• [Exercise requirements]
Return the number of lines holding "childhood", with nothing added.

• [Exercise inputs]
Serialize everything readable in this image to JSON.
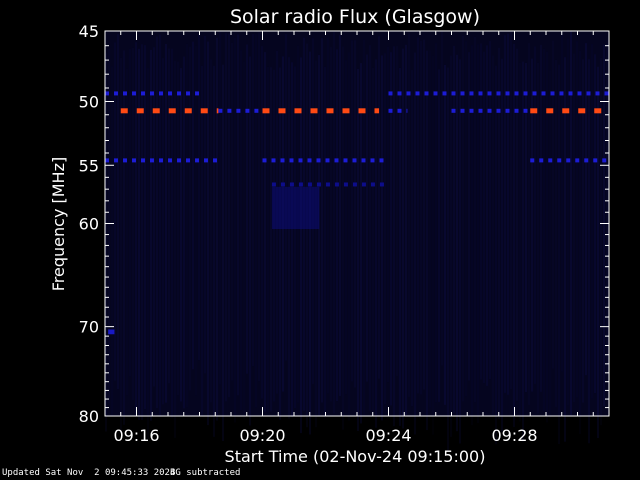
{
  "chart_data": {
    "type": "heatmap",
    "title": "Solar radio Flux (Glasgow)",
    "xlabel": "Start Time (02-Nov-24 09:15:00)",
    "ylabel": "Frequency [MHz]",
    "xlim_minutes": [
      0,
      16
    ],
    "ylim_mhz": [
      45,
      80
    ],
    "y_scale": "log",
    "x_ticks": [
      {
        "label": "09:16",
        "minute": 1
      },
      {
        "label": "09:20",
        "minute": 5
      },
      {
        "label": "09:24",
        "minute": 9
      },
      {
        "label": "09:28",
        "minute": 13
      }
    ],
    "y_ticks": [
      45,
      50,
      55,
      60,
      70,
      80
    ],
    "colors": {
      "background": "#000000",
      "plot_background": "#05051f",
      "band_strong": "#ff4a14",
      "band_medium": "#1c1cd6",
      "band_weak": "#0d0d8a",
      "axes": "#ffffff"
    },
    "bands": [
      {
        "freq_mhz": 49.4,
        "intensity": "medium",
        "segments": [
          [
            0,
            3.0
          ],
          [
            9.0,
            16
          ]
        ]
      },
      {
        "freq_mhz": 50.7,
        "intensity": "strong",
        "segments": [
          [
            0.5,
            3.6
          ],
          [
            5.0,
            8.7
          ],
          [
            13.5,
            16
          ]
        ]
      },
      {
        "freq_mhz": 50.7,
        "intensity": "medium",
        "segments": [
          [
            3.6,
            5.0
          ],
          [
            9.0,
            9.6
          ],
          [
            11.0,
            13.5
          ]
        ]
      },
      {
        "freq_mhz": 54.6,
        "intensity": "medium",
        "segments": [
          [
            0,
            3.7
          ],
          [
            5.0,
            9.0
          ],
          [
            13.5,
            16
          ]
        ]
      },
      {
        "freq_mhz": 56.6,
        "intensity": "weak",
        "segments": [
          [
            5.3,
            9.0
          ]
        ]
      }
    ],
    "regions": [
      {
        "freq_range_mhz": [
          56.8,
          60.5
        ],
        "minute_range": [
          5.3,
          6.8
        ],
        "intensity": "weak"
      },
      {
        "freq_range_mhz": [
          70.3,
          70.8
        ],
        "minute_range": [
          0.1,
          0.3
        ],
        "intensity": "medium"
      }
    ]
  },
  "footer": {
    "updated": "Updated Sat Nov  2 09:45:33 2024",
    "note": "BG subtracted"
  }
}
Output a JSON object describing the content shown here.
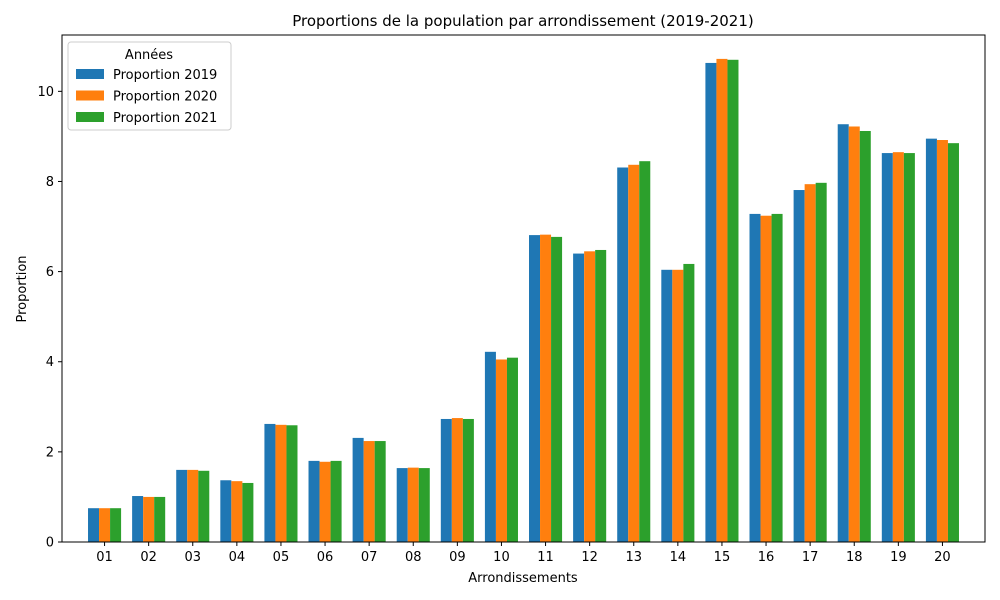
{
  "chart_data": {
    "type": "bar",
    "title": "Proportions de la population par arrondissement (2019-2021)",
    "xlabel": "Arrondissements",
    "ylabel": "Proportion",
    "ylim": [
      0,
      11.25
    ],
    "yticks": [
      0,
      2,
      4,
      6,
      8,
      10
    ],
    "categories": [
      "01",
      "02",
      "03",
      "04",
      "05",
      "06",
      "07",
      "08",
      "09",
      "10",
      "11",
      "12",
      "13",
      "14",
      "15",
      "16",
      "17",
      "18",
      "19",
      "20"
    ],
    "legend": {
      "title": "Années",
      "position": "top-left"
    },
    "grid": false,
    "series": [
      {
        "name": "Proportion 2019",
        "color": "#1f77b4",
        "values": [
          0.75,
          1.02,
          1.6,
          1.37,
          2.62,
          1.8,
          2.31,
          1.64,
          2.73,
          4.22,
          6.81,
          6.4,
          8.31,
          6.04,
          10.63,
          7.28,
          7.81,
          9.27,
          8.63,
          8.95
        ]
      },
      {
        "name": "Proportion 2020",
        "color": "#ff7f0e",
        "values": [
          0.75,
          1.0,
          1.6,
          1.35,
          2.6,
          1.78,
          2.24,
          1.65,
          2.75,
          4.05,
          6.82,
          6.45,
          8.37,
          6.04,
          10.72,
          7.24,
          7.94,
          9.22,
          8.65,
          8.92
        ]
      },
      {
        "name": "Proportion 2021",
        "color": "#2ca02c",
        "values": [
          0.75,
          1.0,
          1.58,
          1.31,
          2.59,
          1.8,
          2.24,
          1.64,
          2.73,
          4.09,
          6.77,
          6.48,
          8.45,
          6.17,
          10.7,
          7.28,
          7.97,
          9.12,
          8.63,
          8.85
        ]
      }
    ]
  }
}
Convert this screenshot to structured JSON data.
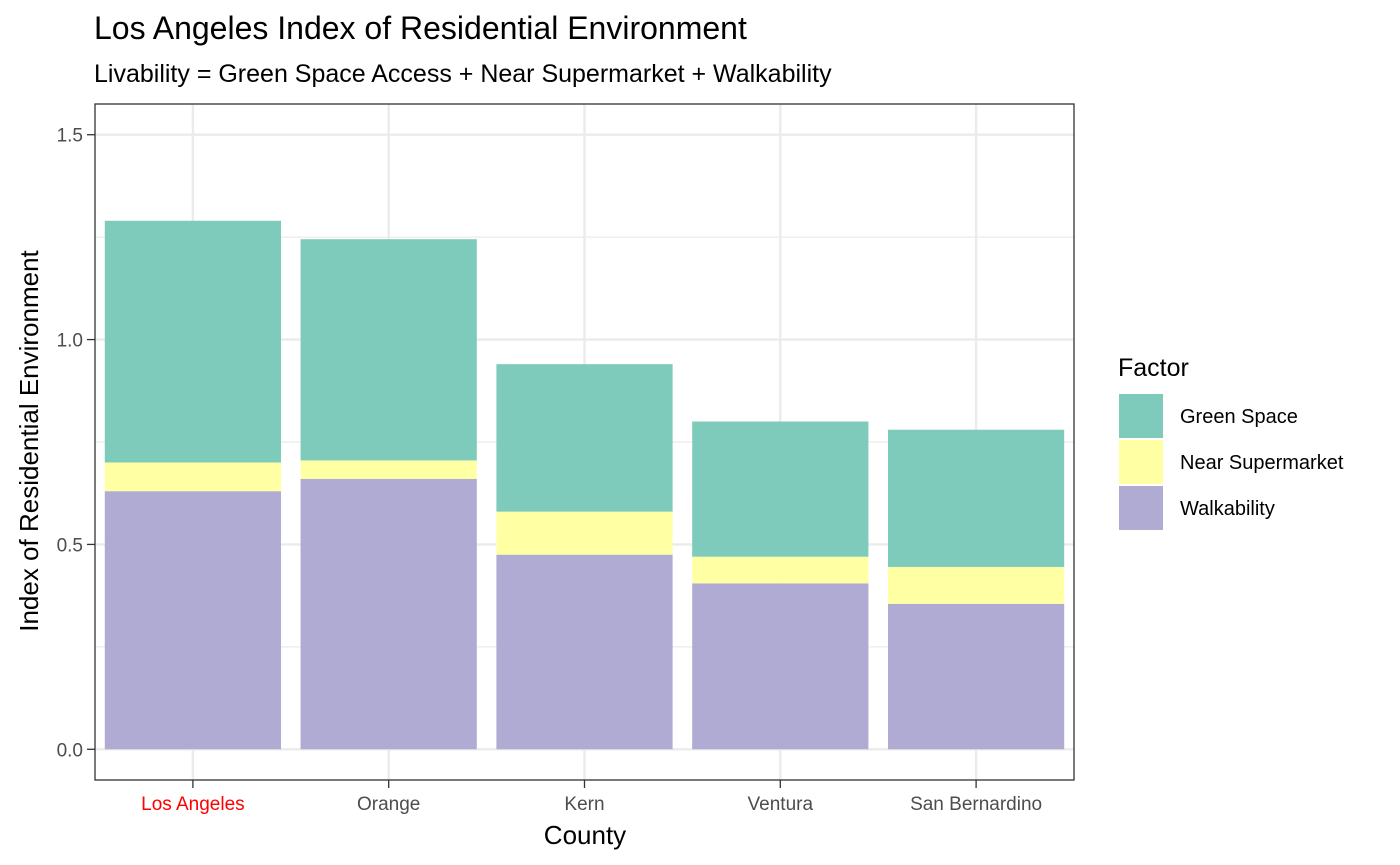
{
  "chart_data": {
    "type": "bar",
    "stacked": true,
    "title": "Los Angeles Index of Residential Environment",
    "subtitle": "Livability = Green Space Access + Near Supermarket + Walkability",
    "xlabel": "County",
    "ylabel": "Index of Residential Environment",
    "categories": [
      "Los Angeles",
      "Orange",
      "Kern",
      "Ventura",
      "San Bernardino"
    ],
    "highlight_category": "Los Angeles",
    "highlight_color": "#ff0000",
    "series": [
      {
        "name": "Walkability",
        "color": "#b0abd2",
        "values": [
          0.63,
          0.66,
          0.475,
          0.405,
          0.355
        ]
      },
      {
        "name": "Near Supermarket",
        "color": "#ffffa4",
        "values": [
          0.07,
          0.045,
          0.105,
          0.065,
          0.09
        ]
      },
      {
        "name": "Green Space",
        "color": "#7fcbbb",
        "values": [
          0.59,
          0.54,
          0.36,
          0.33,
          0.335
        ]
      }
    ],
    "ylim": [
      -0.075,
      1.575
    ],
    "yticks": [
      "0.0",
      "0.5",
      "1.0",
      "1.5"
    ],
    "grid": true,
    "legend": {
      "title": "Factor",
      "position": "right",
      "items": [
        "Green Space",
        "Near Supermarket",
        "Walkability"
      ]
    }
  }
}
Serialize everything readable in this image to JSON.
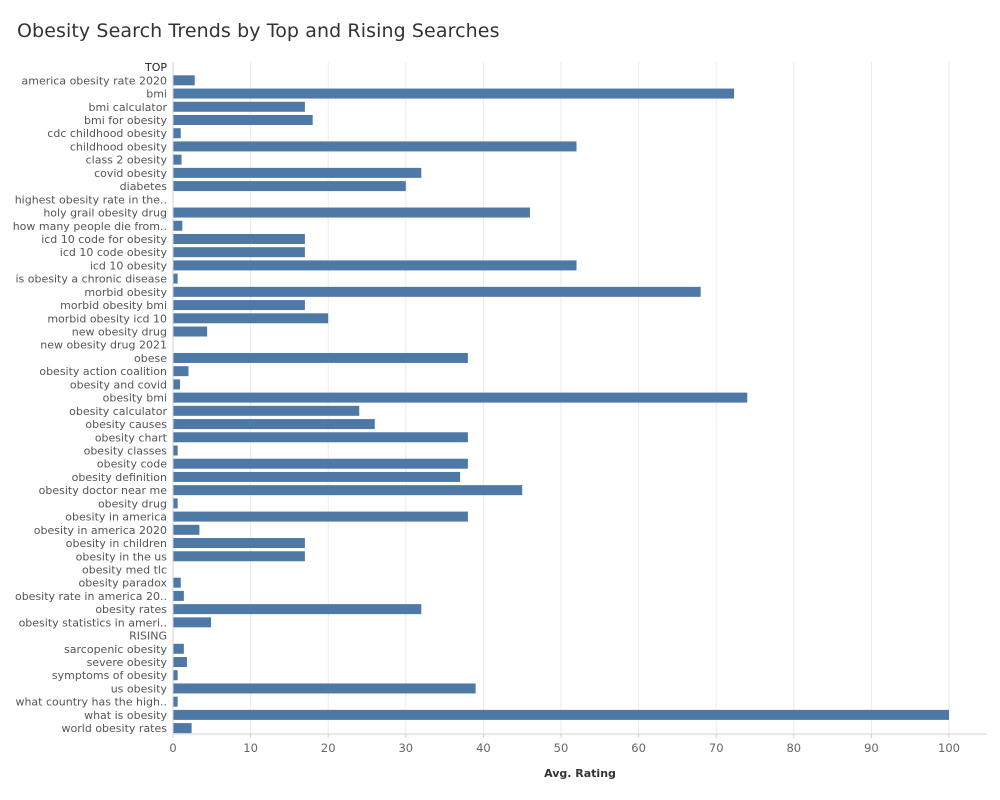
{
  "title": "Obesity Search Trends by Top and Rising Searches",
  "chart_data": {
    "type": "bar",
    "orientation": "horizontal",
    "bar_color": "#4e79a7",
    "xlabel": "Avg. Rating",
    "xlim": [
      0,
      105
    ],
    "xticks": [
      0,
      10,
      20,
      30,
      40,
      50,
      60,
      70,
      80,
      90,
      100
    ],
    "grid": "vertical",
    "rows": [
      {
        "kind": "header",
        "label": "TOP"
      },
      {
        "kind": "bar",
        "label": "america obesity rate 2020",
        "value": 2.8
      },
      {
        "kind": "bar",
        "label": "bmi",
        "value": 72.3
      },
      {
        "kind": "bar",
        "label": "bmi calculator",
        "value": 17
      },
      {
        "kind": "bar",
        "label": "bmi for obesity",
        "value": 18
      },
      {
        "kind": "bar",
        "label": "cdc childhood obesity",
        "value": 1
      },
      {
        "kind": "bar",
        "label": "childhood obesity",
        "value": 52
      },
      {
        "kind": "bar",
        "label": "class 2 obesity",
        "value": 1.1
      },
      {
        "kind": "bar",
        "label": "covid obesity",
        "value": 32
      },
      {
        "kind": "bar",
        "label": "diabetes",
        "value": 30
      },
      {
        "kind": "bar",
        "label": "highest obesity rate in the..",
        "value": 0
      },
      {
        "kind": "bar",
        "label": "holy grail obesity drug",
        "value": 46
      },
      {
        "kind": "bar",
        "label": "how many people die from..",
        "value": 1.2
      },
      {
        "kind": "bar",
        "label": "icd 10 code for obesity",
        "value": 17
      },
      {
        "kind": "bar",
        "label": "icd 10 code obesity",
        "value": 17
      },
      {
        "kind": "bar",
        "label": "icd 10 obesity",
        "value": 52
      },
      {
        "kind": "bar",
        "label": "is obesity a chronic disease",
        "value": 0.6
      },
      {
        "kind": "bar",
        "label": "morbid obesity",
        "value": 68
      },
      {
        "kind": "bar",
        "label": "morbid obesity bmi",
        "value": 17
      },
      {
        "kind": "bar",
        "label": "morbid obesity icd 10",
        "value": 20
      },
      {
        "kind": "bar",
        "label": "new obesity drug",
        "value": 4.4
      },
      {
        "kind": "bar",
        "label": "new obesity drug 2021",
        "value": 0
      },
      {
        "kind": "bar",
        "label": "obese",
        "value": 38
      },
      {
        "kind": "bar",
        "label": "obesity action coalition",
        "value": 2
      },
      {
        "kind": "bar",
        "label": "obesity and covid",
        "value": 0.9
      },
      {
        "kind": "bar",
        "label": "obesity bmi",
        "value": 74
      },
      {
        "kind": "bar",
        "label": "obesity calculator",
        "value": 24
      },
      {
        "kind": "bar",
        "label": "obesity causes",
        "value": 26
      },
      {
        "kind": "bar",
        "label": "obesity chart",
        "value": 38
      },
      {
        "kind": "bar",
        "label": "obesity classes",
        "value": 0.6
      },
      {
        "kind": "bar",
        "label": "obesity code",
        "value": 38
      },
      {
        "kind": "bar",
        "label": "obesity definition",
        "value": 37
      },
      {
        "kind": "bar",
        "label": "obesity doctor near me",
        "value": 45
      },
      {
        "kind": "bar",
        "label": "obesity drug",
        "value": 0.6
      },
      {
        "kind": "bar",
        "label": "obesity in america",
        "value": 38
      },
      {
        "kind": "bar",
        "label": "obesity in america 2020",
        "value": 3.4
      },
      {
        "kind": "bar",
        "label": "obesity in children",
        "value": 17
      },
      {
        "kind": "bar",
        "label": "obesity in the us",
        "value": 17
      },
      {
        "kind": "bar",
        "label": "obesity med tlc",
        "value": 0
      },
      {
        "kind": "bar",
        "label": "obesity paradox",
        "value": 1
      },
      {
        "kind": "bar",
        "label": "obesity rate in america 20..",
        "value": 1.4
      },
      {
        "kind": "bar",
        "label": "obesity rates",
        "value": 32
      },
      {
        "kind": "bar",
        "label": "obesity statistics in ameri..",
        "value": 4.9
      },
      {
        "kind": "header",
        "label": "RISING"
      },
      {
        "kind": "bar",
        "label": "sarcopenic obesity",
        "value": 1.4
      },
      {
        "kind": "bar",
        "label": "severe obesity",
        "value": 1.8
      },
      {
        "kind": "bar",
        "label": "symptoms of obesity",
        "value": 0.6
      },
      {
        "kind": "bar",
        "label": "us obesity",
        "value": 39
      },
      {
        "kind": "bar",
        "label": "what country has the high..",
        "value": 0.6
      },
      {
        "kind": "bar",
        "label": "what is obesity",
        "value": 100
      },
      {
        "kind": "bar",
        "label": "world obesity rates",
        "value": 2.4
      }
    ]
  }
}
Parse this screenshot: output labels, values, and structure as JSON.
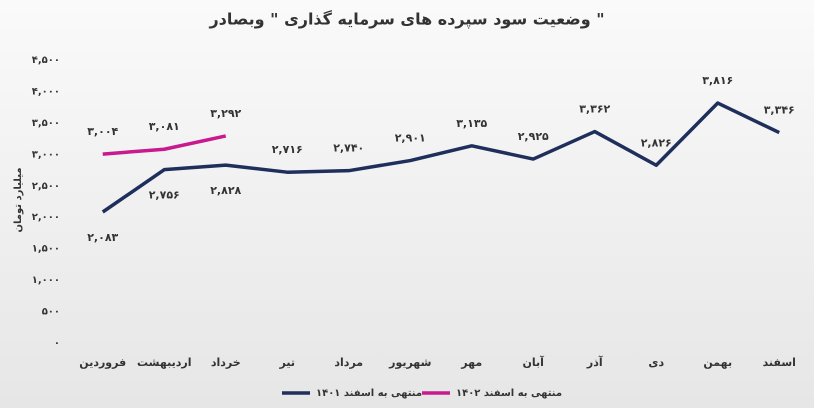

• [Final result]
2